### WHAT IS EXPECTED
Pick out the lines below that contain the string "document" and copy them all.

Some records

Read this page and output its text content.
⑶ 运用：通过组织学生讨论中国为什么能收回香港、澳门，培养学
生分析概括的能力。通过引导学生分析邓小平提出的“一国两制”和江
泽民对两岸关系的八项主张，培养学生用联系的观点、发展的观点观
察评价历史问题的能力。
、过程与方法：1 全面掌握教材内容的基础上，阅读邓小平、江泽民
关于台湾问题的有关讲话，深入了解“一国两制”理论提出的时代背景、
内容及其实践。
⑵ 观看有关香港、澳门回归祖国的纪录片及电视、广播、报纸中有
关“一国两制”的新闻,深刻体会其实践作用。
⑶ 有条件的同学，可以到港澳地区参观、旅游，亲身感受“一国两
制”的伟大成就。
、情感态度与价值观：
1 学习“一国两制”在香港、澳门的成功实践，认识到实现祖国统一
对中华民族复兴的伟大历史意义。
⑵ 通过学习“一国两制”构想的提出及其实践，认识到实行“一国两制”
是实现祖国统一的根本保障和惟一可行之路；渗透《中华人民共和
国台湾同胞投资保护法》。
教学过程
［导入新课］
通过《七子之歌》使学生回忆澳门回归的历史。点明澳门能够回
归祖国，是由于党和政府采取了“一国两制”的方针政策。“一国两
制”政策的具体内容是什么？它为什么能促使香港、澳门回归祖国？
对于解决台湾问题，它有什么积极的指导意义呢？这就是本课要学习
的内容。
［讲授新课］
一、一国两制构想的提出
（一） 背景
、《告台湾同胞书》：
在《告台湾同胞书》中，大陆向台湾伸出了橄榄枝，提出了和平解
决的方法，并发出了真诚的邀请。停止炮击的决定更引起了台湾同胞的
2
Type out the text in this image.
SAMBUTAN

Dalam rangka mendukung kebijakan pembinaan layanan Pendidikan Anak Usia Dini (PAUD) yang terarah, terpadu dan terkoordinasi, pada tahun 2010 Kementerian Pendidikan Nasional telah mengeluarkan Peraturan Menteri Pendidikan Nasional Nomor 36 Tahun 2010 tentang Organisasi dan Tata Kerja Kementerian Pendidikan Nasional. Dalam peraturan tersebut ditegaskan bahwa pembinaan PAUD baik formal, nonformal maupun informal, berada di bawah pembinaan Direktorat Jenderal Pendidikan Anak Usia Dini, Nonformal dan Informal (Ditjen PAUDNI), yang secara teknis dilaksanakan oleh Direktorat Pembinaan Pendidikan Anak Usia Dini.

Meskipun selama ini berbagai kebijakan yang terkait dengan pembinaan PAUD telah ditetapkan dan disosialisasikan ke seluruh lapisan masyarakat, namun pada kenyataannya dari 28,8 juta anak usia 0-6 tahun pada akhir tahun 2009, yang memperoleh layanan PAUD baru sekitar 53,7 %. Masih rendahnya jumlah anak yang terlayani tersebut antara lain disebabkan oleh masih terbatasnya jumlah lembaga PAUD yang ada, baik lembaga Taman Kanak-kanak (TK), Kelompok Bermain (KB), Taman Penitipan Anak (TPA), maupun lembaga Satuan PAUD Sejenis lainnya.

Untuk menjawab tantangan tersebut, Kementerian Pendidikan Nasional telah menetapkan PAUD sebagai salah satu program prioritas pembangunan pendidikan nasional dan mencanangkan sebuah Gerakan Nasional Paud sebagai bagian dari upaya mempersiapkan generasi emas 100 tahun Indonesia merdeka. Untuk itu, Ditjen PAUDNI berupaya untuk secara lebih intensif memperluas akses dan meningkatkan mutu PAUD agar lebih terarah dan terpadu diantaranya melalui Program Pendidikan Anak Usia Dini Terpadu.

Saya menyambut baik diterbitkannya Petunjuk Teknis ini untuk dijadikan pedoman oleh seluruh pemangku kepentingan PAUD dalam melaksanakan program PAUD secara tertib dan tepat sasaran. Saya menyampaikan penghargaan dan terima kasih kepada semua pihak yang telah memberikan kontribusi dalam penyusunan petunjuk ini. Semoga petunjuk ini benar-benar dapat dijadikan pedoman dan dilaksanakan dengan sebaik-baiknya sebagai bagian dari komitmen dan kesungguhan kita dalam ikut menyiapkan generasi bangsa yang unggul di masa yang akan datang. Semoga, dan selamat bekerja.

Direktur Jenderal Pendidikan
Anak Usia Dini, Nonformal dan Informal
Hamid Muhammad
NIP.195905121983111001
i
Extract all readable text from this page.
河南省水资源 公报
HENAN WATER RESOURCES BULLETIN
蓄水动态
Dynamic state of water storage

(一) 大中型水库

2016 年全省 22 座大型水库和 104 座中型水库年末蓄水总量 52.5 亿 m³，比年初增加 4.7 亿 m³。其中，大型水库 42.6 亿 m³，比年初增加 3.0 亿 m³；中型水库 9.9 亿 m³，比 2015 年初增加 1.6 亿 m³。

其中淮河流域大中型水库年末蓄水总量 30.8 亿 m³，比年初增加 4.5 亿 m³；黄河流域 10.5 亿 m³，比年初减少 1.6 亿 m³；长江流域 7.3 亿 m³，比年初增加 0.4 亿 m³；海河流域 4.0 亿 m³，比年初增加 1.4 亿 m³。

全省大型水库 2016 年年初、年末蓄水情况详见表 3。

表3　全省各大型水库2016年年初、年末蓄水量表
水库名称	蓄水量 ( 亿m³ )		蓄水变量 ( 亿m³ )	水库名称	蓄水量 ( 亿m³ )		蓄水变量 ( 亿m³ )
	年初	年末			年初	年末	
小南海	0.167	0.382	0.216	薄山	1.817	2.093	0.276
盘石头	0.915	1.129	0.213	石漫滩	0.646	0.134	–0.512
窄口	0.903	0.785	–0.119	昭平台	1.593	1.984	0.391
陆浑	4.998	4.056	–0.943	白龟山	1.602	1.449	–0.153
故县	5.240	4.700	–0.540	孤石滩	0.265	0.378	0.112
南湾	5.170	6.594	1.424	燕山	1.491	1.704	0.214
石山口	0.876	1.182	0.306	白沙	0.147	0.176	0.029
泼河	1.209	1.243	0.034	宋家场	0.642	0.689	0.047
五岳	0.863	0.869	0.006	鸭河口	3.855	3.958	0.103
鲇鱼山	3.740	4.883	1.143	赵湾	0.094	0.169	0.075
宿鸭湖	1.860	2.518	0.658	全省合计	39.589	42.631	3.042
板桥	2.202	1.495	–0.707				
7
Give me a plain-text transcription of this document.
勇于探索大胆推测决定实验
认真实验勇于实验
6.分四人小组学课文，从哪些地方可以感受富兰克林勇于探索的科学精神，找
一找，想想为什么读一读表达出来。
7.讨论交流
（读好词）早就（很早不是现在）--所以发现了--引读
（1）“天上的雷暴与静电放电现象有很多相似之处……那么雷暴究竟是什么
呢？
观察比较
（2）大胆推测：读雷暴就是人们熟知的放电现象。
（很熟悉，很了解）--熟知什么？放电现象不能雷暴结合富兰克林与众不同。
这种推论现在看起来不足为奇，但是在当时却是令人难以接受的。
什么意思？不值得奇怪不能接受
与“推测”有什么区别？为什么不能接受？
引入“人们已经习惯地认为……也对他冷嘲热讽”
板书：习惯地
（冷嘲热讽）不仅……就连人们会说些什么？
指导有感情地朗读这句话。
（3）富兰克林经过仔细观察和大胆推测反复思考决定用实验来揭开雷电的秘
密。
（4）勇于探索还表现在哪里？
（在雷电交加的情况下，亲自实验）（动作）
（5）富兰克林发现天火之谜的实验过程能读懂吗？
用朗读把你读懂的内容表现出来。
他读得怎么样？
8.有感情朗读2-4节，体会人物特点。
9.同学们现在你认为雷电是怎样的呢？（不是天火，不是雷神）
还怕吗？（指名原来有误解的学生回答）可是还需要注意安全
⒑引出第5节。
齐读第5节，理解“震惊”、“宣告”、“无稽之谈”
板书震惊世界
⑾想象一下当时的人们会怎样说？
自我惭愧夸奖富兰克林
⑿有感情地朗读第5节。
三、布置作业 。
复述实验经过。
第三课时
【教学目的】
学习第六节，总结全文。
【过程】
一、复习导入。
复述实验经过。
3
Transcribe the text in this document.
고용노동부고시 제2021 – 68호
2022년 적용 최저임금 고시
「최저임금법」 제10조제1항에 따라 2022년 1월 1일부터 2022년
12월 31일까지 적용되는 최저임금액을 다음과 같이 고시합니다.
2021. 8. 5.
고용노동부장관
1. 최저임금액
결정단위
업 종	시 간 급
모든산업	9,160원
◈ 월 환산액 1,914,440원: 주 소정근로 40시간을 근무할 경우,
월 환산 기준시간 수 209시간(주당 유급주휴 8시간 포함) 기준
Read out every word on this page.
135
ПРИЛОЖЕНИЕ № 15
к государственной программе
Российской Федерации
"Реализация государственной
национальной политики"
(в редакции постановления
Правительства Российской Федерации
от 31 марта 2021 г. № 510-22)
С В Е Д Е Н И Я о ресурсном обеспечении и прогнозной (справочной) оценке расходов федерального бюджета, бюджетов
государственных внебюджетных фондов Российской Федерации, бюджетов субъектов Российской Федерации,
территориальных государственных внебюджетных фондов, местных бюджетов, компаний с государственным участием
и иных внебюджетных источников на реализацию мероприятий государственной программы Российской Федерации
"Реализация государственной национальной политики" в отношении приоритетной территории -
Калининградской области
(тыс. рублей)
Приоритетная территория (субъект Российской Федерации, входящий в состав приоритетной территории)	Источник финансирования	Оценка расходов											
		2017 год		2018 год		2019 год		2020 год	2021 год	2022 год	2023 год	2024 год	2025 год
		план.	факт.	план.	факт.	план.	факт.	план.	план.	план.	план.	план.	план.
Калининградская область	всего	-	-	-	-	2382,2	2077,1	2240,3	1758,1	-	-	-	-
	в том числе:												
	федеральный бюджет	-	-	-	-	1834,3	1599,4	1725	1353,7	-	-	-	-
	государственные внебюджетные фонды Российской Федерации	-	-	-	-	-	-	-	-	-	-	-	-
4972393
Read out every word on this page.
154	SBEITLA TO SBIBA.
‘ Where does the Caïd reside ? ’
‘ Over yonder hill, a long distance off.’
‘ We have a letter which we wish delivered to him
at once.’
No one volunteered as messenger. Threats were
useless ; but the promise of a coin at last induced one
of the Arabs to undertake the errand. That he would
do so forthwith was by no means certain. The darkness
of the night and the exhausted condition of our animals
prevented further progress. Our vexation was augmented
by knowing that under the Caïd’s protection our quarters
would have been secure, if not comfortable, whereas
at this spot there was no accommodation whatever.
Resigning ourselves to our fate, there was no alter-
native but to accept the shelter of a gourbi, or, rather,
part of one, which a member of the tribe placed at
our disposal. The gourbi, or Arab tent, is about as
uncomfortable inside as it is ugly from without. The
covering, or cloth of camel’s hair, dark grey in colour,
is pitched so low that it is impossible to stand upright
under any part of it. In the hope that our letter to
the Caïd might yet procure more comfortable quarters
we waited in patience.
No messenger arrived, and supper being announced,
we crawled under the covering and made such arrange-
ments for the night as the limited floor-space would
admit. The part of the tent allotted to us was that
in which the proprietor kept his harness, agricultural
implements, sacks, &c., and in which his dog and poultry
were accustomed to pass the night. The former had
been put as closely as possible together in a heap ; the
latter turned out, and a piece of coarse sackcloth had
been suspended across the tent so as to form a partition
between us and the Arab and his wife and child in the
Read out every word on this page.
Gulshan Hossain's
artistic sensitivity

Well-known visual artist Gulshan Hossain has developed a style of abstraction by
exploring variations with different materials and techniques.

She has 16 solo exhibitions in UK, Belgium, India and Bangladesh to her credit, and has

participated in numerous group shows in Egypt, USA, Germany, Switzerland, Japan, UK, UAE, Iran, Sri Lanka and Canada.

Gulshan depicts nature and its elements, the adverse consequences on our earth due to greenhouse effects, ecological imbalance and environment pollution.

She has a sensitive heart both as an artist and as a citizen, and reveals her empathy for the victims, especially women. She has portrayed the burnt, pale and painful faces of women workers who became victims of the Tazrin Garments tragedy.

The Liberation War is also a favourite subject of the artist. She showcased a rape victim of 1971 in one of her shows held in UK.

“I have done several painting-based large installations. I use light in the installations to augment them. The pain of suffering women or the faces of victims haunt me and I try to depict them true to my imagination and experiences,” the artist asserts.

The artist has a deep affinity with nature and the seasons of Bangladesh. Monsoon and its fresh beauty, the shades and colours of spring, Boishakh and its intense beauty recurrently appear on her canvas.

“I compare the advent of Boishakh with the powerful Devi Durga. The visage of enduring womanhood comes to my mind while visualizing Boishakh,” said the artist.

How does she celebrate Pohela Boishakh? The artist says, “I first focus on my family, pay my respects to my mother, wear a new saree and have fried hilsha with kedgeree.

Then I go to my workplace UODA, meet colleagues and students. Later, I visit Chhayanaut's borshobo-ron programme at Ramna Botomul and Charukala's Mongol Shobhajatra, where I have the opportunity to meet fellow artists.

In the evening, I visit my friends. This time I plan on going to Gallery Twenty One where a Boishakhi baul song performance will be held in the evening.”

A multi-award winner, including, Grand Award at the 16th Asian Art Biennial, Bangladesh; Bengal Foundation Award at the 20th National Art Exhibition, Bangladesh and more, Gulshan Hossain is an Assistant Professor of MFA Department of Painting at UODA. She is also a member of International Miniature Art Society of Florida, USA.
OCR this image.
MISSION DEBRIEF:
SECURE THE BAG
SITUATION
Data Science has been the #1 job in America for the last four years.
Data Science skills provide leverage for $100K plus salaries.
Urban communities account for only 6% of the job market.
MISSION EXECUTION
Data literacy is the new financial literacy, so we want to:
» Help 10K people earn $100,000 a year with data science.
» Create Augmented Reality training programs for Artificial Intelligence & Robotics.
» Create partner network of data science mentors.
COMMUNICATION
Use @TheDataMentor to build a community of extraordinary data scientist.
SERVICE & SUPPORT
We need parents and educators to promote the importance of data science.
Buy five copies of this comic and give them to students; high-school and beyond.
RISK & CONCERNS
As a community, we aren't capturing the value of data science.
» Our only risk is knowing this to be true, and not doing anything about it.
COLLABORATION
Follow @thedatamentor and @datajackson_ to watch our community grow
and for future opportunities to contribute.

### TASK OUTPUT
Give me a plain-text transcription of this document.
Transcribe the text in this document.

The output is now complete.